Exercise:
Copy each line below that contains "application".

BEGIN Recorded information

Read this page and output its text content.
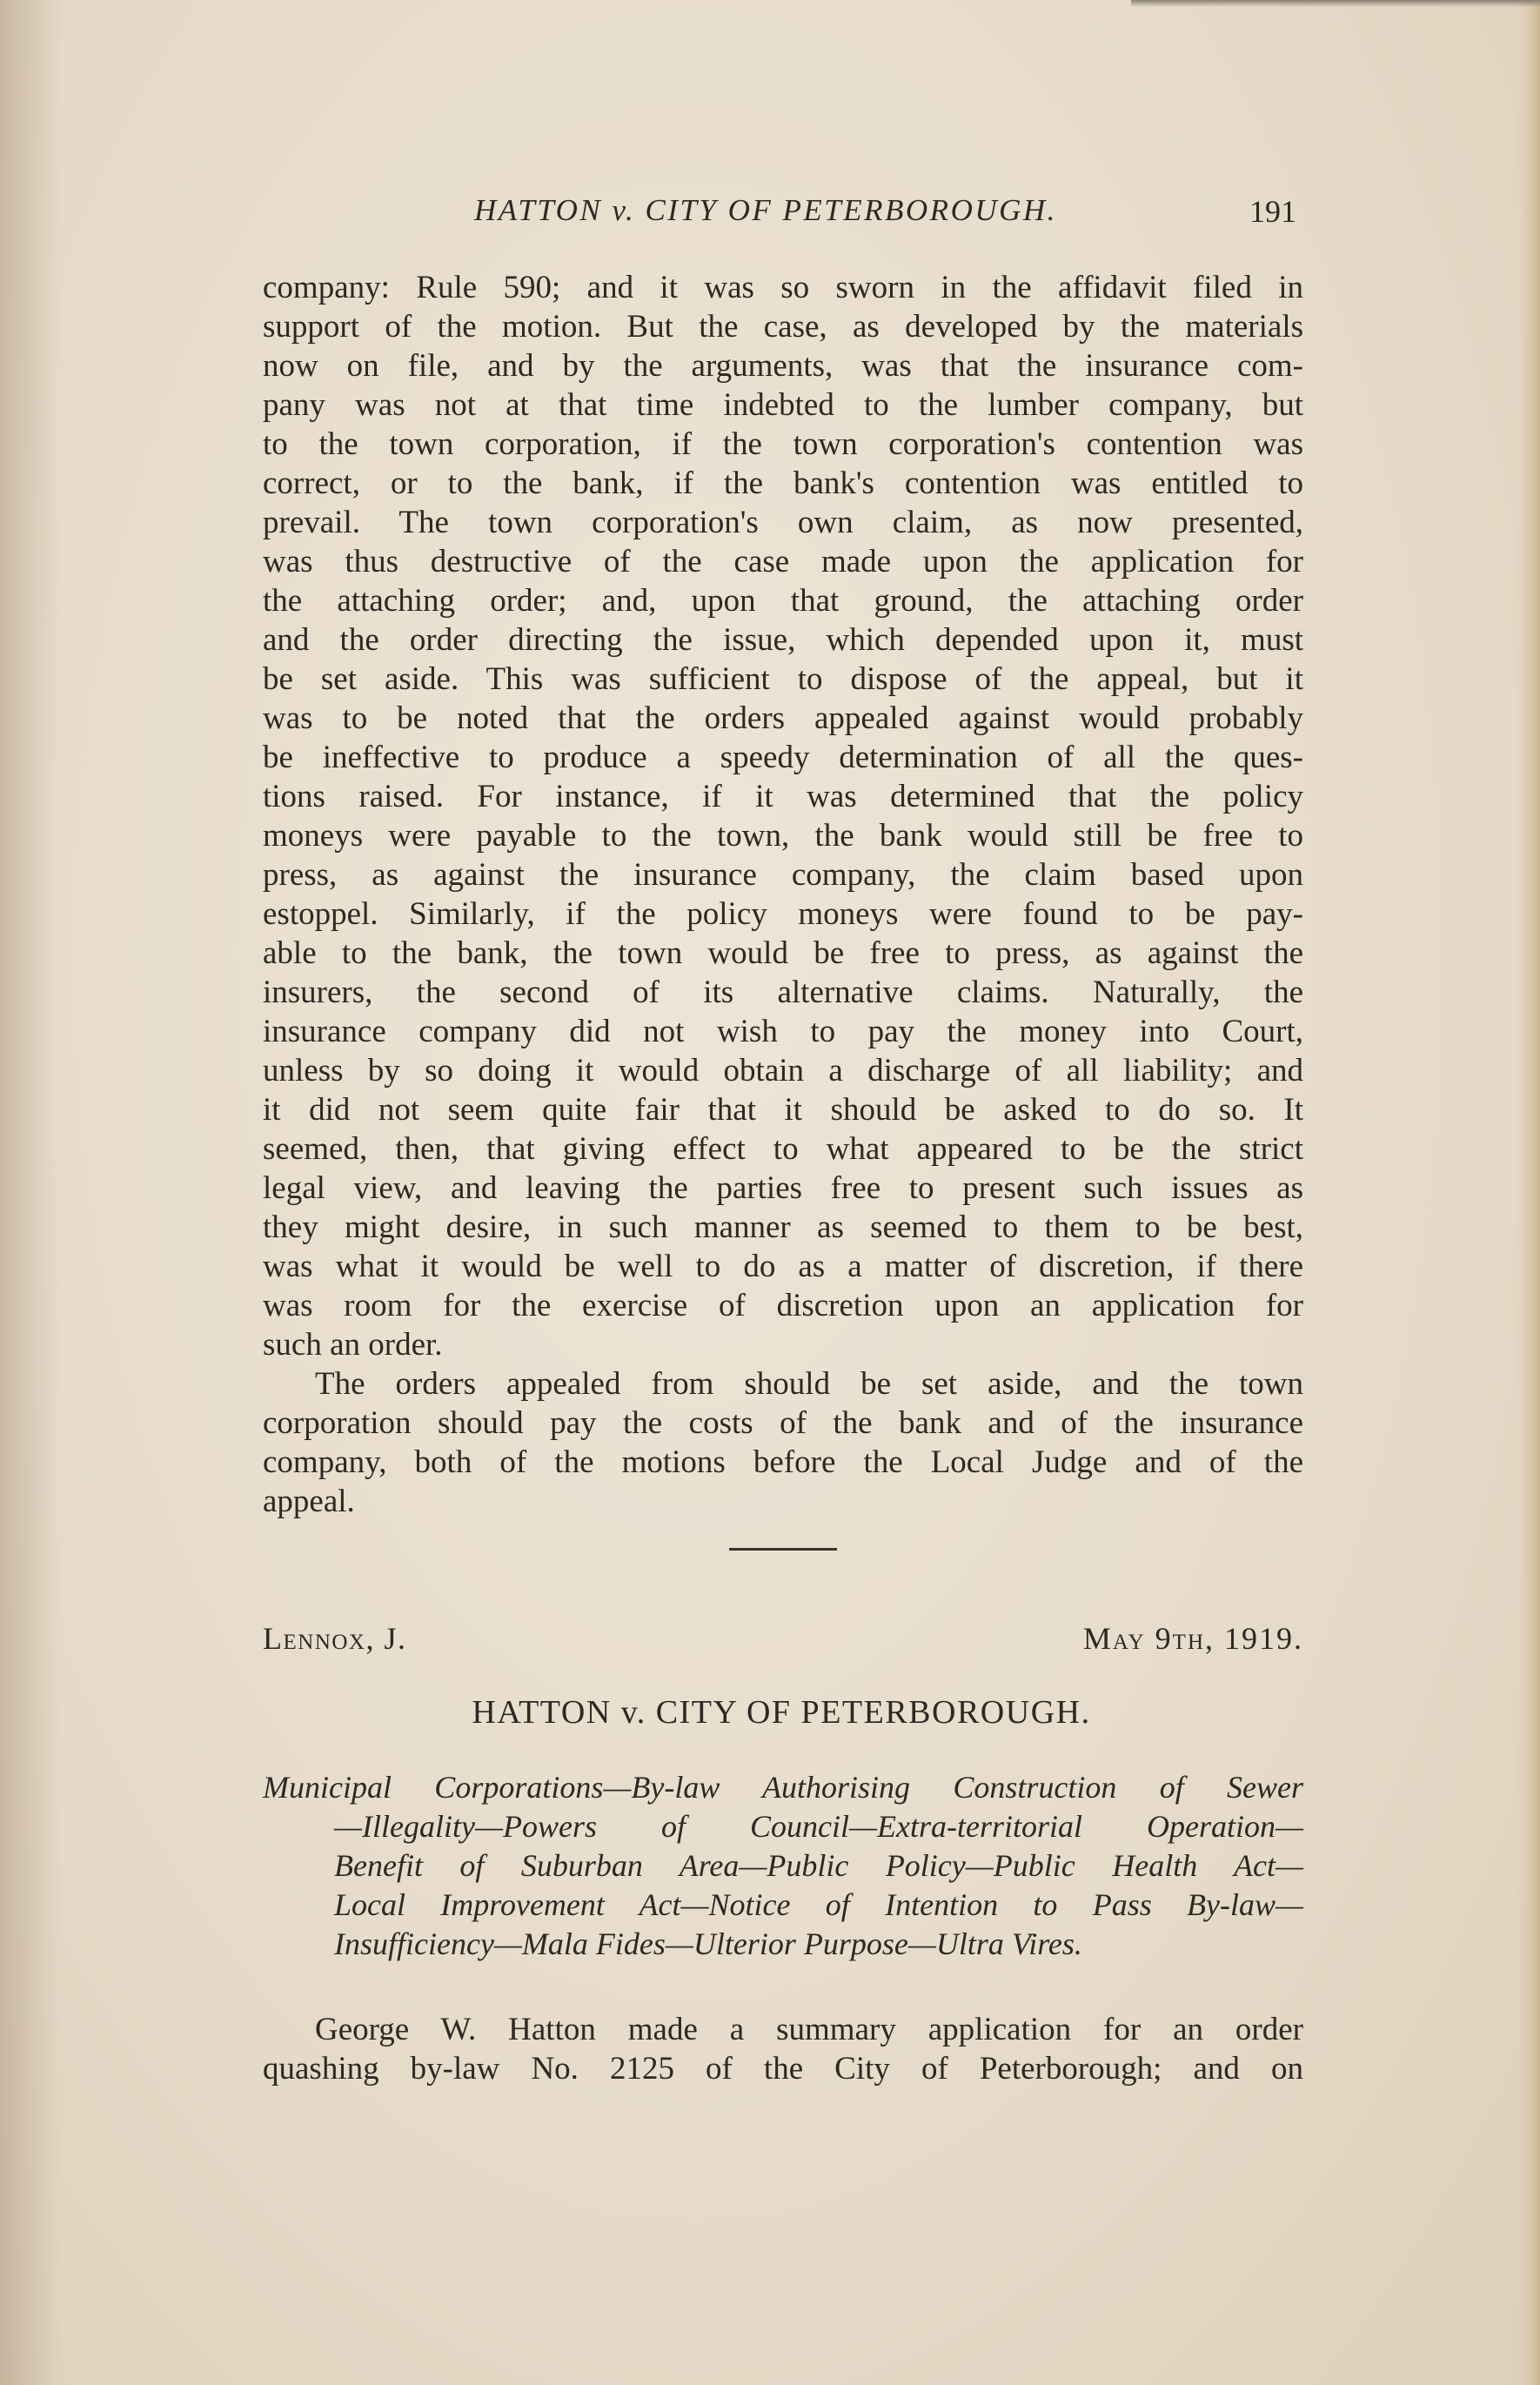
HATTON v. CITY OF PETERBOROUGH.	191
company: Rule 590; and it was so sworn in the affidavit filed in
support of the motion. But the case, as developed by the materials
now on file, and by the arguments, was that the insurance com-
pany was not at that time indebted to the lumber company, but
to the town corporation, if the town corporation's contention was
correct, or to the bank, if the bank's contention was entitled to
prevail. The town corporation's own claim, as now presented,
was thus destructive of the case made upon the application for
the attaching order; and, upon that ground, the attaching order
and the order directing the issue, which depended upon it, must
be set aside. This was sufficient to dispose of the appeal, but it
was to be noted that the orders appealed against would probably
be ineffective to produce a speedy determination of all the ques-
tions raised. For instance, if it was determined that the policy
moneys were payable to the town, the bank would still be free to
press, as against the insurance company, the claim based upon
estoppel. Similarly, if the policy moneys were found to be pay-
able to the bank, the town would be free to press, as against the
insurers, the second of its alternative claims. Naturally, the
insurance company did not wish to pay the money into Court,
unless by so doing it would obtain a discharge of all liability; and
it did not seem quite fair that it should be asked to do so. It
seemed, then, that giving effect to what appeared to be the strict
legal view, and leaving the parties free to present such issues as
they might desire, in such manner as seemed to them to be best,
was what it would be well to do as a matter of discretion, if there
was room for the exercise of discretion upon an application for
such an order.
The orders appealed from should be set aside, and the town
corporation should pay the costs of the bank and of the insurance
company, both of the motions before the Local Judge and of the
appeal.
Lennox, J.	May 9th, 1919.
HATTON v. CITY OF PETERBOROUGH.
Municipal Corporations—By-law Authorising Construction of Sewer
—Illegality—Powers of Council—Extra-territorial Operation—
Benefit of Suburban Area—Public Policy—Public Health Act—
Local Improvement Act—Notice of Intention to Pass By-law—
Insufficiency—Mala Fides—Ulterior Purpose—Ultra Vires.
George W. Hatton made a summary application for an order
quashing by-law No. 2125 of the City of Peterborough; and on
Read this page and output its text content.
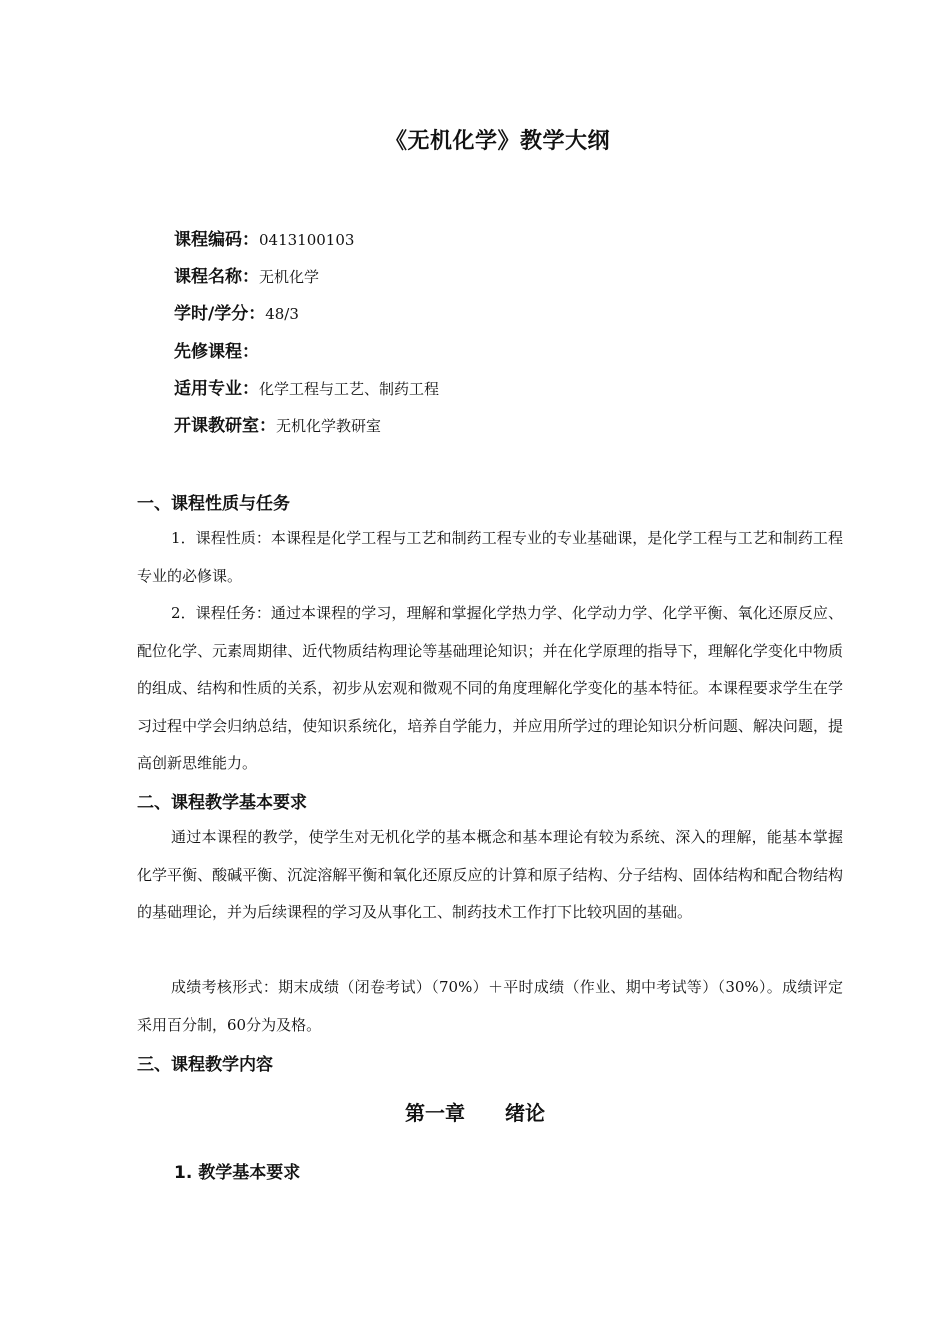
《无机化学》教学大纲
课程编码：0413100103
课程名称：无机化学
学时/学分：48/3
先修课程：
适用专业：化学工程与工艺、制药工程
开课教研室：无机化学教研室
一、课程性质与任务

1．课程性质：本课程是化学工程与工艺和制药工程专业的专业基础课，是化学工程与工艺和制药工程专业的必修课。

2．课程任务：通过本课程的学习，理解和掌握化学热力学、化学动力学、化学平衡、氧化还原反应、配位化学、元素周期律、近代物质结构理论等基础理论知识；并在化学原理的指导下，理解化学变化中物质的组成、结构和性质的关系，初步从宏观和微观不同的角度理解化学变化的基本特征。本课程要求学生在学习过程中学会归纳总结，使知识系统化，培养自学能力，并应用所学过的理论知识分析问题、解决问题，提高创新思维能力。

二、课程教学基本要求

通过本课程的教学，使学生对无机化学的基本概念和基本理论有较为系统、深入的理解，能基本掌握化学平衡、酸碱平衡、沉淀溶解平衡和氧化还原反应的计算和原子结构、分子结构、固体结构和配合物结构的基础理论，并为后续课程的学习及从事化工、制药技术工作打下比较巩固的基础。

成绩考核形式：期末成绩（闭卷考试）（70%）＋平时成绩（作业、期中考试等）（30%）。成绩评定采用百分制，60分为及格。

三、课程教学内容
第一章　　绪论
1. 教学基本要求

END Recorded information

Solution for this task:
was thus destructive of the case made upon the application for
was room for the exercise of discretion upon an application for
George W. Hatton made a summary application for an order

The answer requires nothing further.